§ **Exercise prompt**:
Below are some records; repeat them all exactly, minus the pictures.
***** Record excerpts
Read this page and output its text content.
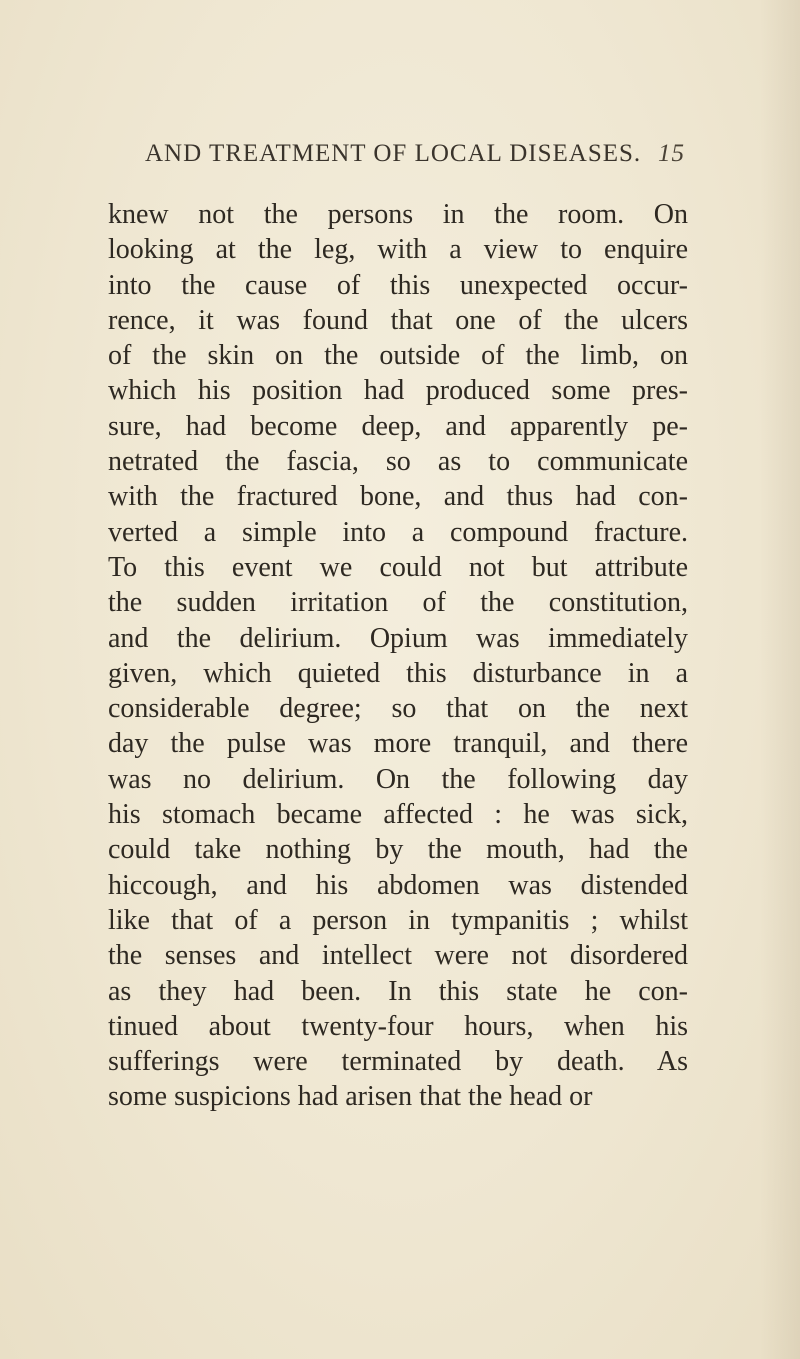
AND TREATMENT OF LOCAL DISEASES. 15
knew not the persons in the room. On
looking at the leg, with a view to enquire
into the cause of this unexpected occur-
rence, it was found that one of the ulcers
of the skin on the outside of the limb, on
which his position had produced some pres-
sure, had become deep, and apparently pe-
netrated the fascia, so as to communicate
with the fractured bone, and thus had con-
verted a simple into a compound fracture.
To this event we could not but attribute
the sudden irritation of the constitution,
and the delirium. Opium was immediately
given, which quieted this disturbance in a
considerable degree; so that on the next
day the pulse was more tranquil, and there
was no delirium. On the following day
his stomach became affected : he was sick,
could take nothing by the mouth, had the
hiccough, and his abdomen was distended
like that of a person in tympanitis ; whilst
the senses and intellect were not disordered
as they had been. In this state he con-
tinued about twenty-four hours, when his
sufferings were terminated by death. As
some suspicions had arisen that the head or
**********
§ **Solution to the problem**:
Read this page and output its text content.
AND TREATMENT OF LOCAL DISEASES. 15
knew not the persons in the room. On
looking at the leg, with a view to enquire
into the cause of this unexpected occur-
rence, it was found that one of the ulcers
of the skin on the outside of the limb, on
which his position had produced some pres-
sure, had become deep, and apparently pe-
netrated the fascia, so as to communicate
with the fractured bone, and thus had con-
verted a simple into a compound fracture.
To this event we could not but attribute
the sudden irritation of the constitution,
and the delirium. Opium was immediately
given, which quieted this disturbance in a
considerable degree; so that on the next
day the pulse was more tranquil, and there
was no delirium. On the following day
his stomach became affected : he was sick,
could take nothing by the mouth, had the
hiccough, and his abdomen was distended
like that of a person in tympanitis ; whilst
the senses and intellect were not disordered
as they had been. In this state he con-
tinued about twenty-four hours, when his
sufferings were terminated by death. As
some suspicions had arisen that the head or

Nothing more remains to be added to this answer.